* REQUEST
Each line of the data that includes the string "more" is to be copied out.

* DATA PROVIDED
•••••
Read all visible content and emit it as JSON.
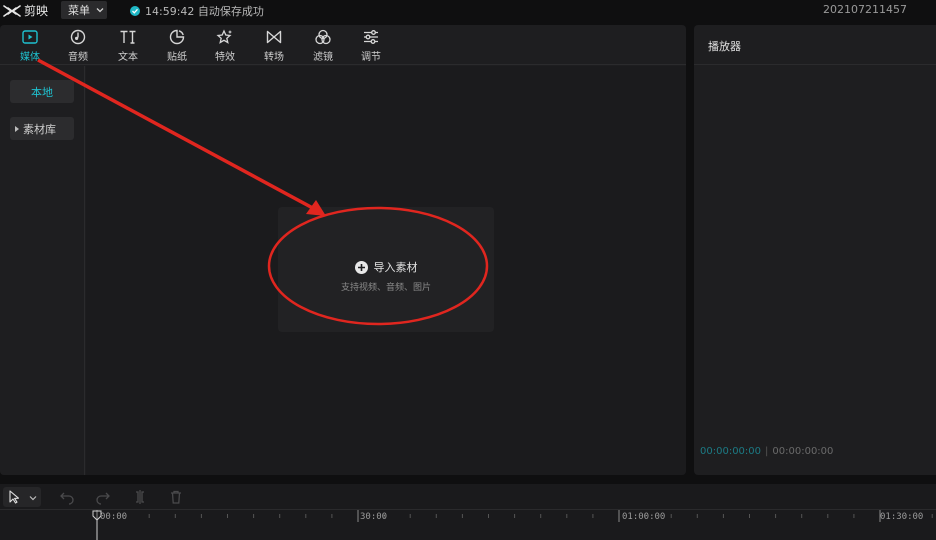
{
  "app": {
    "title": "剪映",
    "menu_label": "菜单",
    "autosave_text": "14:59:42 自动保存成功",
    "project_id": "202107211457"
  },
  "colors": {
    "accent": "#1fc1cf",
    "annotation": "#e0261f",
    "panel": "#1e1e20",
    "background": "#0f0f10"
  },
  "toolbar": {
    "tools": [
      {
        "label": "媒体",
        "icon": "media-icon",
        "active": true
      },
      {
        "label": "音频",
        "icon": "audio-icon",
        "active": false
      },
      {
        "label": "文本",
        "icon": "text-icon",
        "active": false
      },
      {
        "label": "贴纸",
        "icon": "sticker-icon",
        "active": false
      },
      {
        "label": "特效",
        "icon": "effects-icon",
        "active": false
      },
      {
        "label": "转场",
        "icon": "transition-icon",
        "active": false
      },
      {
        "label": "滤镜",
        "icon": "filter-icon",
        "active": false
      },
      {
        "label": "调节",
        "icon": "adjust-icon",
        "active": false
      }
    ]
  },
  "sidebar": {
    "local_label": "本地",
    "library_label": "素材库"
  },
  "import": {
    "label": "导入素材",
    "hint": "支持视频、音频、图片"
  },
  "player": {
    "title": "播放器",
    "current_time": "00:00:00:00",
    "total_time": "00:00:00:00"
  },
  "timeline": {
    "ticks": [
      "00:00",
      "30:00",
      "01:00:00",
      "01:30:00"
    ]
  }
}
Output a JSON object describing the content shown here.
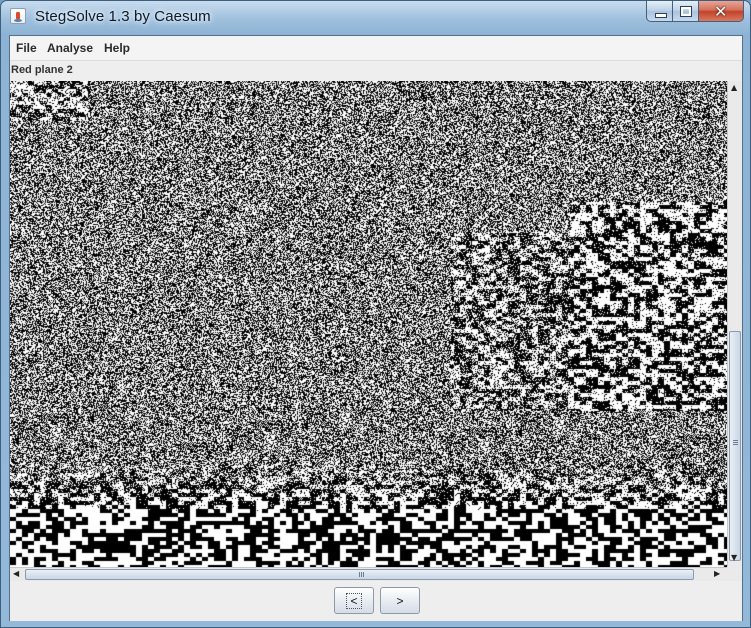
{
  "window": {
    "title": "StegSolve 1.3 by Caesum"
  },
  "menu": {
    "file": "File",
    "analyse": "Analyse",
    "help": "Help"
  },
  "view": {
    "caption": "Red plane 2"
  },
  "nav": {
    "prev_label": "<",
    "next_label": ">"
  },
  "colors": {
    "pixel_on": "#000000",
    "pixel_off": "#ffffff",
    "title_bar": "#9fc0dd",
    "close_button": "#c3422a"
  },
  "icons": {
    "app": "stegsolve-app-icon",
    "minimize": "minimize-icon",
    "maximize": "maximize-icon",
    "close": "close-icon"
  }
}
•••••
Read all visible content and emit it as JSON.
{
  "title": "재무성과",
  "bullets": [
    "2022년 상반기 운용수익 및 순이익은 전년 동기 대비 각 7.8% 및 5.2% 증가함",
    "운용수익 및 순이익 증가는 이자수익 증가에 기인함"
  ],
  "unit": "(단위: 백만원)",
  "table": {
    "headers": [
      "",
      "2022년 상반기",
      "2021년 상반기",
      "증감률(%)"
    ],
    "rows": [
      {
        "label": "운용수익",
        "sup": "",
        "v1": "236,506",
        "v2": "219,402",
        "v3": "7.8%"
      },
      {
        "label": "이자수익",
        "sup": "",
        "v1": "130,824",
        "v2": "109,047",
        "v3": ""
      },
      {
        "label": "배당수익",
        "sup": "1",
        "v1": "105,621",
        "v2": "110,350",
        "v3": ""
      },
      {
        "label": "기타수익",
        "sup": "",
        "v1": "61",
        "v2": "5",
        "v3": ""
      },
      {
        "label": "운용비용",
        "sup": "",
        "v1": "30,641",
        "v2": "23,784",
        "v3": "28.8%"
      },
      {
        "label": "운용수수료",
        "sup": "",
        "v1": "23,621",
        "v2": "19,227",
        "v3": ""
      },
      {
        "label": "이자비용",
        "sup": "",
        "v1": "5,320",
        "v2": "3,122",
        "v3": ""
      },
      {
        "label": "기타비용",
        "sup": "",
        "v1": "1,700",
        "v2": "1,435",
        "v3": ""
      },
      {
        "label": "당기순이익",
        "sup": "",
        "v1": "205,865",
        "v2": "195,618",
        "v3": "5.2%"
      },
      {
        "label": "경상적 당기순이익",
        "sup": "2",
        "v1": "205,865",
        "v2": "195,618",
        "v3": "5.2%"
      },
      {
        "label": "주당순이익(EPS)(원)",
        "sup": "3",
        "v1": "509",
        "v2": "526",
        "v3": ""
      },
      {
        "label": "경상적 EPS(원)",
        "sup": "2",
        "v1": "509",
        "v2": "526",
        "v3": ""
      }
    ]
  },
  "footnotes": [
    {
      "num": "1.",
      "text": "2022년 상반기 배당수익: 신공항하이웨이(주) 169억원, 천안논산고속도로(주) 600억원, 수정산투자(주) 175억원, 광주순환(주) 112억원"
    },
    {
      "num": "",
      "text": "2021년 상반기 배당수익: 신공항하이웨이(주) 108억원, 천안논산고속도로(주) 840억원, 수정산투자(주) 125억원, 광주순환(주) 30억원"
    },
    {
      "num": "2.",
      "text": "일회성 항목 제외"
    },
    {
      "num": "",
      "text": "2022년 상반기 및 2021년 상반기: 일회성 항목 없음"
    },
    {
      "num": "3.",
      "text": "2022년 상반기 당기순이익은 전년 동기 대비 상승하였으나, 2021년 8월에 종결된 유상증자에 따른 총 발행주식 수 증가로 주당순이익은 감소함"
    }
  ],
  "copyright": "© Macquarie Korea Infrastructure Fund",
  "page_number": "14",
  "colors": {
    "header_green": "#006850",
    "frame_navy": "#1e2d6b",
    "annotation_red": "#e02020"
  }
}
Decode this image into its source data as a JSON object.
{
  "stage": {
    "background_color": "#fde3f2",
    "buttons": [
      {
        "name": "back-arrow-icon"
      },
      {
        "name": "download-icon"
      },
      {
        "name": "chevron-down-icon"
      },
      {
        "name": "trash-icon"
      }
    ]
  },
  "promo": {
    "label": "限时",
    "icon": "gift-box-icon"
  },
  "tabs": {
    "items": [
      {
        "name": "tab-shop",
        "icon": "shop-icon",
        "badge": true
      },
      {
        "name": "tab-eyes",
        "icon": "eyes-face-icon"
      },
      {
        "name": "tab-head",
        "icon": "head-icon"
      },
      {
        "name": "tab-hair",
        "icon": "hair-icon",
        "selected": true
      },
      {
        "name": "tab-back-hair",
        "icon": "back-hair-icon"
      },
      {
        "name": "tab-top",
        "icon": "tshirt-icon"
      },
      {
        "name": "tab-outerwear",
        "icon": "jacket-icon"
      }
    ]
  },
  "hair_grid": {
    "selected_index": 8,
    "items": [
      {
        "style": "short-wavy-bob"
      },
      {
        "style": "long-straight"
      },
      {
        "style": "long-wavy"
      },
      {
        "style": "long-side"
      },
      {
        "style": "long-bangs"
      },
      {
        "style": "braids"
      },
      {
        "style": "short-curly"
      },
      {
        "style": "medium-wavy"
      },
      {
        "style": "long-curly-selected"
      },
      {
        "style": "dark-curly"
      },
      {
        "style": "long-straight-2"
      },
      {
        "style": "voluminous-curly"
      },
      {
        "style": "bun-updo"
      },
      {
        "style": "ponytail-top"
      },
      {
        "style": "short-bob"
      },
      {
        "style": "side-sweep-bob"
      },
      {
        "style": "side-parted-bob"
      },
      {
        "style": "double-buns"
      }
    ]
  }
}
•••••
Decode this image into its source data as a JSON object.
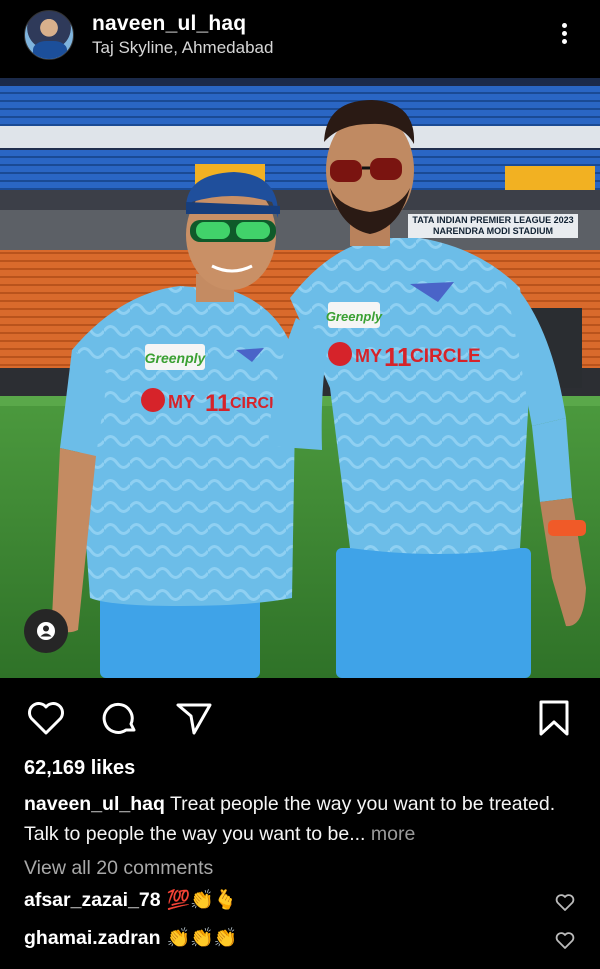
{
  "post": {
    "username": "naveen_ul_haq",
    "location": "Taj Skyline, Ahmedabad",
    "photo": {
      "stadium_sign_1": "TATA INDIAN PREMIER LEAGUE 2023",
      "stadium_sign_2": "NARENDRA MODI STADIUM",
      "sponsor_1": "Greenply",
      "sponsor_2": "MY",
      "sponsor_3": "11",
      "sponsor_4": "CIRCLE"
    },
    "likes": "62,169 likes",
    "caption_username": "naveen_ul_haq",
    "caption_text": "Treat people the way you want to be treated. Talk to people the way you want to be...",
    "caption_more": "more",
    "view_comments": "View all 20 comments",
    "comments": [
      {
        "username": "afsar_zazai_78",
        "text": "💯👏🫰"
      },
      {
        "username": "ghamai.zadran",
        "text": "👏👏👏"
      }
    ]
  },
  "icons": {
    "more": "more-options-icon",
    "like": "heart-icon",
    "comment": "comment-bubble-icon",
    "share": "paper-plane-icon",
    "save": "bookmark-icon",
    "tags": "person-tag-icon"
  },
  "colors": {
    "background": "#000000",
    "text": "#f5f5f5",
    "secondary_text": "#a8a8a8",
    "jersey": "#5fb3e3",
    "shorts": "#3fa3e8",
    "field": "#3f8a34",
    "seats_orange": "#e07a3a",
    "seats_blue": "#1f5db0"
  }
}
•••••
* CORRECT RESPONSE
    "caption_more": "more",
    "more": "more-options-icon",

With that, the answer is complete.